Record extracts:
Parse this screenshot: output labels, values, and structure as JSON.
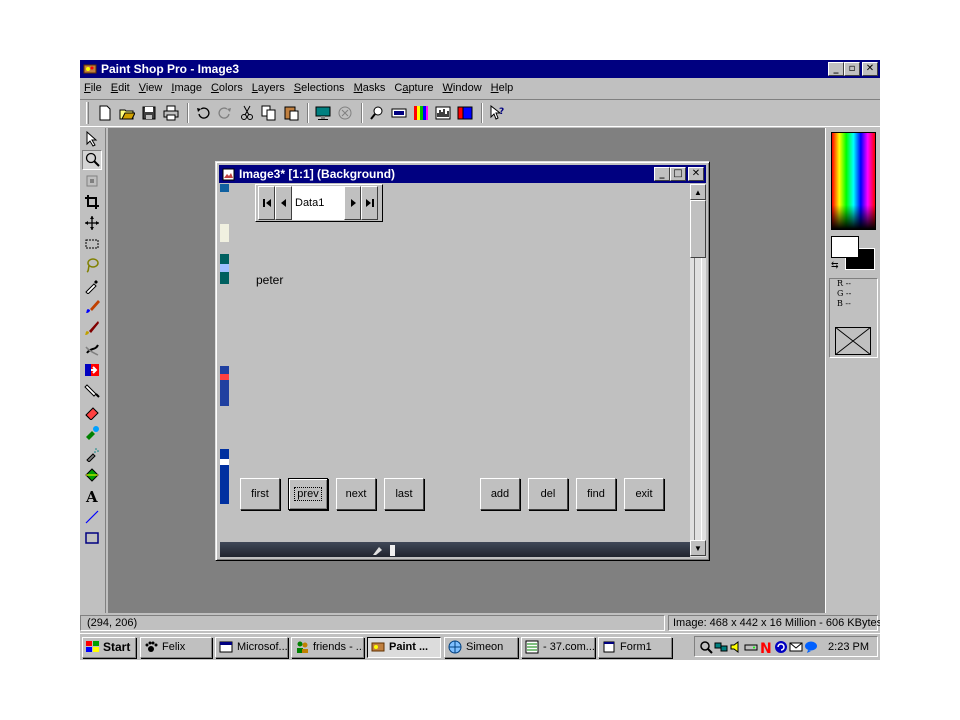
{
  "window": {
    "title": "Paint Shop Pro - Image3",
    "buttons": {
      "minimize": "_",
      "maximize": "▫",
      "close": "✕"
    }
  },
  "menu": [
    {
      "label": "File",
      "mnemonic": "F",
      "rest": "ile"
    },
    {
      "label": "Edit",
      "mnemonic": "E",
      "rest": "dit"
    },
    {
      "label": "View",
      "mnemonic": "V",
      "rest": "iew"
    },
    {
      "label": "Image",
      "mnemonic": "I",
      "rest": "mage"
    },
    {
      "label": "Colors",
      "mnemonic": "C",
      "rest": "olors"
    },
    {
      "label": "Layers",
      "mnemonic": "L",
      "rest": "ayers"
    },
    {
      "label": "Selections",
      "mnemonic": "S",
      "rest": "elections"
    },
    {
      "label": "Masks",
      "mnemonic": "M",
      "rest": "asks"
    },
    {
      "label": "Capture",
      "mnemonic": "a",
      "rest_before": "C",
      "rest": "pture"
    },
    {
      "label": "Window",
      "mnemonic": "W",
      "rest": "indow"
    },
    {
      "label": "Help",
      "mnemonic": "H",
      "rest": "elp"
    }
  ],
  "toolbar_icons": [
    "new-icon",
    "open-icon",
    "save-icon",
    "print-icon",
    "undo-icon",
    "redo-icon",
    "cut-icon",
    "copy-icon",
    "paste-icon",
    "full-screen-icon",
    "browse-icon",
    "zoom-icon",
    "toggle-toolbar-icon",
    "color-palette-icon",
    "histogram-icon",
    "layers-icon",
    "context-help-icon"
  ],
  "tool_icons": [
    "arrow-icon",
    "zoom-tool-icon",
    "deformation-icon",
    "crop-icon",
    "mover-icon",
    "selection-icon",
    "lasso-icon",
    "dropper-icon",
    "paintbrush-icon",
    "clone-icon",
    "color-replacer-icon",
    "retouch-icon",
    "scratch-remover-icon",
    "eraser-icon",
    "picture-tube-icon",
    "airbrush-icon",
    "flood-fill-icon",
    "text-icon",
    "line-icon",
    "shape-icon"
  ],
  "color_panel": {
    "r": "R --",
    "g": "G --",
    "b": "B --"
  },
  "document": {
    "title": "Image3* [1:1] (Background)",
    "navigator_caption": "Data1",
    "field_text": "peter",
    "buttons": {
      "first": "first",
      "prev": "prev",
      "next": "next",
      "last": "last",
      "add": "add",
      "del": "del",
      "find": "find",
      "exit": "exit"
    }
  },
  "status": {
    "coords": "(294, 206)",
    "image_info": "Image:  468 x 442 x 16 Million - 606 KBytes"
  },
  "taskbar": {
    "start": "Start",
    "tasks": [
      {
        "label": "Felix",
        "active": false
      },
      {
        "label": "Microsof...",
        "active": false
      },
      {
        "label": "friends - ...",
        "active": false
      },
      {
        "label": "Paint ...",
        "active": true
      },
      {
        "label": "Simeon",
        "active": false
      },
      {
        "label": "- 37.com...",
        "active": false
      },
      {
        "label": "Form1",
        "active": false
      }
    ],
    "clock": "2:23 PM"
  }
}
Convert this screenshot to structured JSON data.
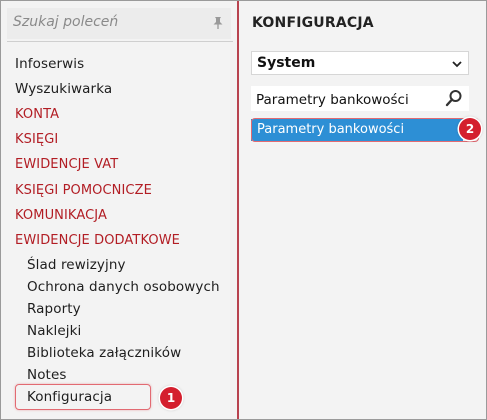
{
  "left_panel": {
    "search": {
      "placeholder": "Szukaj poleceń",
      "pin_icon": "pin-icon"
    },
    "items": [
      {
        "label": "Infoserwis",
        "kind": "item"
      },
      {
        "label": "Wyszukiwarka",
        "kind": "item"
      },
      {
        "label": "KONTA",
        "kind": "section"
      },
      {
        "label": "KSIĘGI",
        "kind": "section"
      },
      {
        "label": "EWIDENCJE VAT",
        "kind": "section"
      },
      {
        "label": "KSIĘGI POMOCNICZE",
        "kind": "section"
      },
      {
        "label": "KOMUNIKACJA",
        "kind": "section"
      },
      {
        "label": "EWIDENCJE DODATKOWE",
        "kind": "section"
      },
      {
        "label": "Ślad rewizyjny",
        "kind": "sub"
      },
      {
        "label": "Ochrona danych osobowych",
        "kind": "sub"
      },
      {
        "label": "Raporty",
        "kind": "sub"
      },
      {
        "label": "Naklejki",
        "kind": "sub"
      },
      {
        "label": "Biblioteka załączników",
        "kind": "sub"
      },
      {
        "label": "Notes",
        "kind": "sub"
      },
      {
        "label": "Konfiguracja",
        "kind": "sub",
        "highlighted": true
      }
    ],
    "callout_number": "1"
  },
  "right_panel": {
    "title": "KONFIGURACJA",
    "select": {
      "value": "System",
      "icon": "chevron-down-icon"
    },
    "search": {
      "value": "Parametry bankowości",
      "icon": "magnifier-icon"
    },
    "results": [
      {
        "label": "Parametry bankowości",
        "selected": true
      }
    ],
    "callout_number": "2"
  },
  "colors": {
    "section_red": "#b21d24",
    "divider": "#b8434f",
    "selection_blue": "#2d8fd5",
    "badge_red": "#d41f2e",
    "background": "#f3f3f3"
  }
}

Exercise instructions:
Copy out the lines that hold "EWIDENCJE".

The completed task:
        "label": "EWIDENCJE VAT",
        "label": "EWIDENCJE DODATKOWE",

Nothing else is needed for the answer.